MATERIAL SUPPLIED -

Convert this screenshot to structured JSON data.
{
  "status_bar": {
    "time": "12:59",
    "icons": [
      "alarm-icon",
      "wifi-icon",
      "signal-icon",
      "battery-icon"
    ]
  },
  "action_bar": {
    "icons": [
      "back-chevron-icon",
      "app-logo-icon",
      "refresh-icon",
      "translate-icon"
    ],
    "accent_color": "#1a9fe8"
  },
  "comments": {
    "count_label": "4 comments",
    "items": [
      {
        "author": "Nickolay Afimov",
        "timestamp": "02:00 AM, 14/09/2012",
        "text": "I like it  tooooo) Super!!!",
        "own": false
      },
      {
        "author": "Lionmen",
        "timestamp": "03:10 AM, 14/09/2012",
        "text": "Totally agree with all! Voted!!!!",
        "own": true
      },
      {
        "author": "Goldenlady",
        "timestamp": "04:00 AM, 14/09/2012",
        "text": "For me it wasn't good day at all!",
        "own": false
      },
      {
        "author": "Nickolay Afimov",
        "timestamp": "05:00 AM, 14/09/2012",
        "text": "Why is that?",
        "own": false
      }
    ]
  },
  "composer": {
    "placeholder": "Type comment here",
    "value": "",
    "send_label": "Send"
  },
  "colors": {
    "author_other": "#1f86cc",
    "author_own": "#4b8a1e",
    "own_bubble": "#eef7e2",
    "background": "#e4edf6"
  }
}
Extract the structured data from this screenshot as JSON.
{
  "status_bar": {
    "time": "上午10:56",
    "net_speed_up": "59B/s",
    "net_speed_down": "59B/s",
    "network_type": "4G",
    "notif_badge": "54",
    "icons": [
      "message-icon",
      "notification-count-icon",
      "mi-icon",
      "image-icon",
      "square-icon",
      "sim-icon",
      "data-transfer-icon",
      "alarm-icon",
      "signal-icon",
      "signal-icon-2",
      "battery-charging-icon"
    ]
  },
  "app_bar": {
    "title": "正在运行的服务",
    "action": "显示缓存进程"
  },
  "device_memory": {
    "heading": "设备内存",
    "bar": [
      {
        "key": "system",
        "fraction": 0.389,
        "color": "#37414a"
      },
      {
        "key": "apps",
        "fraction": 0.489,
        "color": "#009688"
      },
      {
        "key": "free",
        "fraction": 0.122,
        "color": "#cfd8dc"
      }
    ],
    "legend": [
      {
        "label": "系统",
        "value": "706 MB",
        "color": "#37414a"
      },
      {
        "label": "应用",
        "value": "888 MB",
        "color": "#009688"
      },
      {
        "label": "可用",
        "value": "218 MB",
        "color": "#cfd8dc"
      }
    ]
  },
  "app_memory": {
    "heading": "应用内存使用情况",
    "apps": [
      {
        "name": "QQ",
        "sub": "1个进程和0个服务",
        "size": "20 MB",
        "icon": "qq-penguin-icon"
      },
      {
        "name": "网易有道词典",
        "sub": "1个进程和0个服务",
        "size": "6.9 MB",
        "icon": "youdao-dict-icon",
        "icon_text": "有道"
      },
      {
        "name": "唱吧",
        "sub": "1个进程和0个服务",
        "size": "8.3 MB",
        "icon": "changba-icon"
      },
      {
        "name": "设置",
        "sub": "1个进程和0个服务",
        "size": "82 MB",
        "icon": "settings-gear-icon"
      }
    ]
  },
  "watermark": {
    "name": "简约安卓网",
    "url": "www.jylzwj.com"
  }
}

TASK DETAILS - The listing above should be transcribed in full, exactly as written.

RESULT FOR THIS TASK -
Convert this screenshot to structured JSON data.
{
  "status_bar": {
    "time": "12:59",
    "icons": [
      "alarm-icon",
      "wifi-icon",
      "signal-icon",
      "battery-icon"
    ]
  },
  "action_bar": {
    "icons": [
      "back-chevron-icon",
      "app-logo-icon",
      "refresh-icon",
      "translate-icon"
    ],
    "accent_color": "#1a9fe8"
  },
  "comments": {
    "count_label": "4 comments",
    "items": [
      {
        "author": "Nickolay Afimov",
        "timestamp": "02:00 AM, 14/09/2012",
        "text": "I like it  tooooo) Super!!!",
        "own": false
      },
      {
        "author": "Lionmen",
        "timestamp": "03:10 AM, 14/09/2012",
        "text": "Totally agree with all! Voted!!!!",
        "own": true
      },
      {
        "author": "Goldenlady",
        "timestamp": "04:00 AM, 14/09/2012",
        "text": "For me it wasn't good day at all!",
        "own": false
      },
      {
        "author": "Nickolay Afimov",
        "timestamp": "05:00 AM, 14/09/2012",
        "text": "Why is that?",
        "own": false
      }
    ]
  },
  "composer": {
    "placeholder": "Type comment here",
    "value": "",
    "send_label": "Send"
  },
  "colors": {
    "author_other": "#1f86cc",
    "author_own": "#4b8a1e",
    "own_bubble": "#eef7e2",
    "background": "#e4edf6"
  }
}
Extract the structured data from this screenshot as JSON.
{
  "status_bar": {
    "time": "上午10:56",
    "net_speed_up": "59B/s",
    "net_speed_down": "59B/s",
    "network_type": "4G",
    "notif_badge": "54",
    "icons": [
      "message-icon",
      "notification-count-icon",
      "mi-icon",
      "image-icon",
      "square-icon",
      "sim-icon",
      "data-transfer-icon",
      "alarm-icon",
      "signal-icon",
      "signal-icon-2",
      "battery-charging-icon"
    ]
  },
  "app_bar": {
    "title": "正在运行的服务",
    "action": "显示缓存进程"
  },
  "device_memory": {
    "heading": "设备内存",
    "bar": [
      {
        "key": "system",
        "fraction": 0.389,
        "color": "#37414a"
      },
      {
        "key": "apps",
        "fraction": 0.489,
        "color": "#009688"
      },
      {
        "key": "free",
        "fraction": 0.122,
        "color": "#cfd8dc"
      }
    ],
    "legend": [
      {
        "label": "系统",
        "value": "706 MB",
        "color": "#37414a"
      },
      {
        "label": "应用",
        "value": "888 MB",
        "color": "#009688"
      },
      {
        "label": "可用",
        "value": "218 MB",
        "color": "#cfd8dc"
      }
    ]
  },
  "app_memory": {
    "heading": "应用内存使用情况",
    "apps": [
      {
        "name": "QQ",
        "sub": "1个进程和0个服务",
        "size": "20 MB",
        "icon": "qq-penguin-icon"
      },
      {
        "name": "网易有道词典",
        "sub": "1个进程和0个服务",
        "size": "6.9 MB",
        "icon": "youdao-dict-icon",
        "icon_text": "有道"
      },
      {
        "name": "唱吧",
        "sub": "1个进程和0个服务",
        "size": "8.3 MB",
        "icon": "changba-icon"
      },
      {
        "name": "设置",
        "sub": "1个进程和0个服务",
        "size": "82 MB",
        "icon": "settings-gear-icon"
      }
    ]
  },
  "watermark": {
    "name": "简约安卓网",
    "url": "www.jylzwj.com"
  }
}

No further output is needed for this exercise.